What is being asked:
The answer must be one number: how many lines below contain the word "verso".

Data for the task:
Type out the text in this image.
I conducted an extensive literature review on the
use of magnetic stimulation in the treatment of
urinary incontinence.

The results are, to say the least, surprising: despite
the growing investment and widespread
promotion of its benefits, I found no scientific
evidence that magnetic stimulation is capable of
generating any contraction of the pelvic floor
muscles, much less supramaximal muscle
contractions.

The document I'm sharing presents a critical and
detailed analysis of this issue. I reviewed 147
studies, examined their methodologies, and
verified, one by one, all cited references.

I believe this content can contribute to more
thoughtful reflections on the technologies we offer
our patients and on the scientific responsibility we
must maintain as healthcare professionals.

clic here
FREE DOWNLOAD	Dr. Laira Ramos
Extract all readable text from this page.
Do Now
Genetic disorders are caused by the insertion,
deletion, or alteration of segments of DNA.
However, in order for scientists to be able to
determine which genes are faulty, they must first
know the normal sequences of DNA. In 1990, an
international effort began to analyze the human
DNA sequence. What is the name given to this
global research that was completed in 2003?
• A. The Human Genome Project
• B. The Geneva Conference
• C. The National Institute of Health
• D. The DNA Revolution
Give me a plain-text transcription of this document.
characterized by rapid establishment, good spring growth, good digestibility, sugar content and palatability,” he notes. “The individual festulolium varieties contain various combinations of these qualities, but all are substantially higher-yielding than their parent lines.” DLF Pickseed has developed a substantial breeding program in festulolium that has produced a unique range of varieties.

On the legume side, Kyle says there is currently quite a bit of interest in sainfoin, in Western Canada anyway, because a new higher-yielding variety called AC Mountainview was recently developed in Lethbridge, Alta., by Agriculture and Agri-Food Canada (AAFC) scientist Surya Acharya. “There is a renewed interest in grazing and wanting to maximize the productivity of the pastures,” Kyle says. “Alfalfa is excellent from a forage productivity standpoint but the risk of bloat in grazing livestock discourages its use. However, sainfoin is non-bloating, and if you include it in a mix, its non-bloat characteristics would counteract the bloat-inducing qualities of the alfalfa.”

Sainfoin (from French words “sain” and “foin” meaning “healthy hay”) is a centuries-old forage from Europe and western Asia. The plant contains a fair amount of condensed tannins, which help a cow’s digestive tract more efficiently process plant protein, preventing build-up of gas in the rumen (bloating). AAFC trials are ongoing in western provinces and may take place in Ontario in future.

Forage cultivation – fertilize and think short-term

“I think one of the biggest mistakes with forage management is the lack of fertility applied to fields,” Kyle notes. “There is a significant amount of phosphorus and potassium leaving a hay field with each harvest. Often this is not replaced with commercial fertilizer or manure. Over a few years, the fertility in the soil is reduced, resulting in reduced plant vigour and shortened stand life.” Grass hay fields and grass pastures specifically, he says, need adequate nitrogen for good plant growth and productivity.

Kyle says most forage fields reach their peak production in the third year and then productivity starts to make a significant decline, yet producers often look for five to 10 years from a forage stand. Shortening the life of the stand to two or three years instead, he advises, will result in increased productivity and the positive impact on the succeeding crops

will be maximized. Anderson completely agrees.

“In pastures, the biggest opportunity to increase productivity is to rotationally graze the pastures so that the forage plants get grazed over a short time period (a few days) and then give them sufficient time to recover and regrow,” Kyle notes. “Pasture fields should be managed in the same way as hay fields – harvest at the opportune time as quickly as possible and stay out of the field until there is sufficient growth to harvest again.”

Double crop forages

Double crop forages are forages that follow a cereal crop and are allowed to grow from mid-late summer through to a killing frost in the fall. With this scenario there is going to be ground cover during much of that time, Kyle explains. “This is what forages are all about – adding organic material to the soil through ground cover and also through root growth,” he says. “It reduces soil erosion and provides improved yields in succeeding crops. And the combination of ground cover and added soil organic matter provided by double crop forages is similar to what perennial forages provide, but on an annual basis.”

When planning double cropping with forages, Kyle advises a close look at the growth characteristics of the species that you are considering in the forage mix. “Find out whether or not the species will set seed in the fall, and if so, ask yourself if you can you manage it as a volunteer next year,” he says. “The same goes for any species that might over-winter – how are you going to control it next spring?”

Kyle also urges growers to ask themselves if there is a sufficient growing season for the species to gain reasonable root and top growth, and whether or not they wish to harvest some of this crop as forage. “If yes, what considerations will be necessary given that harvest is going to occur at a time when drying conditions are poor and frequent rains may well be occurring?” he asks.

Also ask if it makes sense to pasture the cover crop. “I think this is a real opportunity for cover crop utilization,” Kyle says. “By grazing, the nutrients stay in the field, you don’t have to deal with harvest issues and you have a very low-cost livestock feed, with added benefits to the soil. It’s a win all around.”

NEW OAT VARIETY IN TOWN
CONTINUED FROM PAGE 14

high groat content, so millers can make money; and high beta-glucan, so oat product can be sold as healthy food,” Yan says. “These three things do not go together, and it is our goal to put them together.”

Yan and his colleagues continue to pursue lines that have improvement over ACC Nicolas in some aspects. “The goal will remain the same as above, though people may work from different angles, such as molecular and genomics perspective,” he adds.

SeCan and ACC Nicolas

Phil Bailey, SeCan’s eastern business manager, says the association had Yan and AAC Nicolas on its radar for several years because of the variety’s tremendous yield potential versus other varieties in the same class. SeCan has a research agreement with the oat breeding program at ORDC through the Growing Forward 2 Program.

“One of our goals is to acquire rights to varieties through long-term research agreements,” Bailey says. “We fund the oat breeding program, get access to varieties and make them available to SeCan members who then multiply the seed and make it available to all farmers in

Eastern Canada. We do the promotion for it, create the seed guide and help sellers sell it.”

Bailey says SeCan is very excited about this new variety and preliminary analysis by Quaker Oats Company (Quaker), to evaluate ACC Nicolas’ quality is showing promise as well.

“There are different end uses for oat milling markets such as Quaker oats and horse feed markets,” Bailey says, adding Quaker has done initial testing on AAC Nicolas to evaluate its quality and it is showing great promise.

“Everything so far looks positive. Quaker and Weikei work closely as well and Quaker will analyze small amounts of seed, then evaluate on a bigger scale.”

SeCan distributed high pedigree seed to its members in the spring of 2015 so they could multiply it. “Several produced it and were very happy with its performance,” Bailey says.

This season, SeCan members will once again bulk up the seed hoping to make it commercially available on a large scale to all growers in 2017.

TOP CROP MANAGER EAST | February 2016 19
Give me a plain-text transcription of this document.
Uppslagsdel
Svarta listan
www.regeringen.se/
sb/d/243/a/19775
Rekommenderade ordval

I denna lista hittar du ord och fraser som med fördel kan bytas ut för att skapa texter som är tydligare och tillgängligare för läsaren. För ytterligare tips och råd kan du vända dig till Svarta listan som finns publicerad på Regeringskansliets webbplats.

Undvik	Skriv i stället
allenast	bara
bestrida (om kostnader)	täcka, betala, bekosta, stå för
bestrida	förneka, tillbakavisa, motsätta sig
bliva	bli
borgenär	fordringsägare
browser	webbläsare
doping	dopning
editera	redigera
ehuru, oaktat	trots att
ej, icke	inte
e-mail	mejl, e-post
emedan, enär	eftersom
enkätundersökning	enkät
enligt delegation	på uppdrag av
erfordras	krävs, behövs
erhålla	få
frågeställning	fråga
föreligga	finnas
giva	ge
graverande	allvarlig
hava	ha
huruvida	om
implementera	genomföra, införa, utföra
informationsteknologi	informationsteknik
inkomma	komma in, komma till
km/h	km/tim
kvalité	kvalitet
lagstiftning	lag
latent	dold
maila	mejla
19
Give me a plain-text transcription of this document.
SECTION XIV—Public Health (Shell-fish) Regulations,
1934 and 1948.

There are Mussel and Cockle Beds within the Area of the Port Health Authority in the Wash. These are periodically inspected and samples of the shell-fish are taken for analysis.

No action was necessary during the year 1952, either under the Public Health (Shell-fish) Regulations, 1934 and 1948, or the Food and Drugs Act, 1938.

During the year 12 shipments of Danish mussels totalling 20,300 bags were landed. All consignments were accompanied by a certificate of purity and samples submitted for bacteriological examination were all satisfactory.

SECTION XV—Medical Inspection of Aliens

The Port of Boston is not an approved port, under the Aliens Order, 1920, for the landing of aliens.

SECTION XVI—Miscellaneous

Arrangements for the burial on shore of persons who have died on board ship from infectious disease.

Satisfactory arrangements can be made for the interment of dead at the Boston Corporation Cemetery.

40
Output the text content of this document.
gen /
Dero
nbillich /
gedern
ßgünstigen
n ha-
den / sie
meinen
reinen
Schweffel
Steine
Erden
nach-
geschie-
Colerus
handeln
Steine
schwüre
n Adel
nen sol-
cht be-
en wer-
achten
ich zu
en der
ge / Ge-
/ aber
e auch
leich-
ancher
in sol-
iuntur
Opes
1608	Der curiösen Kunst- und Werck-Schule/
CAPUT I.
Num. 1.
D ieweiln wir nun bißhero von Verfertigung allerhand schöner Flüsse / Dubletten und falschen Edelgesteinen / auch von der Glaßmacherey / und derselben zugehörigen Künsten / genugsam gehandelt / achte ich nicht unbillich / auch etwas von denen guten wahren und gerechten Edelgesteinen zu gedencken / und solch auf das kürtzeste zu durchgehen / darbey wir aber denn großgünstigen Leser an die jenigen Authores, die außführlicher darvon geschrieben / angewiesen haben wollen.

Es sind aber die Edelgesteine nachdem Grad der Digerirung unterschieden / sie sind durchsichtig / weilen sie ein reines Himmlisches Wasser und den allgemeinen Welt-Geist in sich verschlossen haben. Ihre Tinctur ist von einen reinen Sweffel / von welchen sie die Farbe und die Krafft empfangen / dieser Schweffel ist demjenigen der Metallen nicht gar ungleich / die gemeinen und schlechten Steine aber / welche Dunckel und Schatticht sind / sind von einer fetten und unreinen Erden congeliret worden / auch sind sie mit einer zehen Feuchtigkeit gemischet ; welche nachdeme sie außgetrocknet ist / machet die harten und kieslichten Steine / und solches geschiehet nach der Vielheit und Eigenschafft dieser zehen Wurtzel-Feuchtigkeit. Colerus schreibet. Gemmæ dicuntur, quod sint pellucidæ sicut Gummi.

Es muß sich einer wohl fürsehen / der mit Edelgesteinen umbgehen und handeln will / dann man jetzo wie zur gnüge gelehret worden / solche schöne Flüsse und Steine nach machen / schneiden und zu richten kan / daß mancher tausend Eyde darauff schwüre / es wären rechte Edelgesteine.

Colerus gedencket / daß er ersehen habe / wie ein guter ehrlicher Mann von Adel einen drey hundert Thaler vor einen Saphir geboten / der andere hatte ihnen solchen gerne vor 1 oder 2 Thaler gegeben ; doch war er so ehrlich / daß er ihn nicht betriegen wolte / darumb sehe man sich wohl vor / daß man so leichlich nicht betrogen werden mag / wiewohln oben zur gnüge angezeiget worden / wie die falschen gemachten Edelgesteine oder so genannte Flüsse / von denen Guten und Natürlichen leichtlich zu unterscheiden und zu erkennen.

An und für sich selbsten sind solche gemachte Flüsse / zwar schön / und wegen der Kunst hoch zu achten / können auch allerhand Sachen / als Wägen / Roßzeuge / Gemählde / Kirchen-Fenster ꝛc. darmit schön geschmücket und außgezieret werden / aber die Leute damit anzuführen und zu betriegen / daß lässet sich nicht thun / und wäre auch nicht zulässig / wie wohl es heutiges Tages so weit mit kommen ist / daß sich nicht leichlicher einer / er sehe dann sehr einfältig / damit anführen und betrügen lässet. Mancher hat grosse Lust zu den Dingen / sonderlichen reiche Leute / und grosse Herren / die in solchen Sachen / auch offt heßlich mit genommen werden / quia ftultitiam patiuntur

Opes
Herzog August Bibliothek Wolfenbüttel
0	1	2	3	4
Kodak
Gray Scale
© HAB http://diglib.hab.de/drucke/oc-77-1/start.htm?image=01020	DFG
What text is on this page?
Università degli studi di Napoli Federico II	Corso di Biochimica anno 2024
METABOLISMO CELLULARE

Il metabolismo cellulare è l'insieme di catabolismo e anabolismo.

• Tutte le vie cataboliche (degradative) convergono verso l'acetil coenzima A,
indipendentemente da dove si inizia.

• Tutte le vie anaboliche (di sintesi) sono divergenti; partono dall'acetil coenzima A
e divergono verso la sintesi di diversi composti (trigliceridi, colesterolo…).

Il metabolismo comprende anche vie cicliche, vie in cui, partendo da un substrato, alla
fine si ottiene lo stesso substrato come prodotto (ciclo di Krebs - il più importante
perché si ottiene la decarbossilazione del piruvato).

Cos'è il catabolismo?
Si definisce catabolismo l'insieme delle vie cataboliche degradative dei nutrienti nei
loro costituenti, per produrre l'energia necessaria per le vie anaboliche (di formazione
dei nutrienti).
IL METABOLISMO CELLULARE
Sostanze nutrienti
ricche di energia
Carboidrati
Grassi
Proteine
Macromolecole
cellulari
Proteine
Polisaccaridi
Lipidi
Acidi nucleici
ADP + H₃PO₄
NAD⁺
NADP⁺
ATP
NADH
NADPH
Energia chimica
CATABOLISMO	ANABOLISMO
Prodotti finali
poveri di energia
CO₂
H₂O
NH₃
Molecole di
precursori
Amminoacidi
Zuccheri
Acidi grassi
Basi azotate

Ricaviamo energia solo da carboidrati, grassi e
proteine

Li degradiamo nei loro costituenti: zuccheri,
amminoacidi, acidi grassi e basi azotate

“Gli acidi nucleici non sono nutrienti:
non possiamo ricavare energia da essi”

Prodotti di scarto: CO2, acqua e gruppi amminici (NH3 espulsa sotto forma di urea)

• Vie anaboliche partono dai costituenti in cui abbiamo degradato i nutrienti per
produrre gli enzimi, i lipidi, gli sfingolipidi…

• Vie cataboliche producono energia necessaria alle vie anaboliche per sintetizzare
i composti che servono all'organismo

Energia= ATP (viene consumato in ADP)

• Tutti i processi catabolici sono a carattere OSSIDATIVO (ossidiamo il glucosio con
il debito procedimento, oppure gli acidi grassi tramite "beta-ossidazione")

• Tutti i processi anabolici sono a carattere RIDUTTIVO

Reply:
2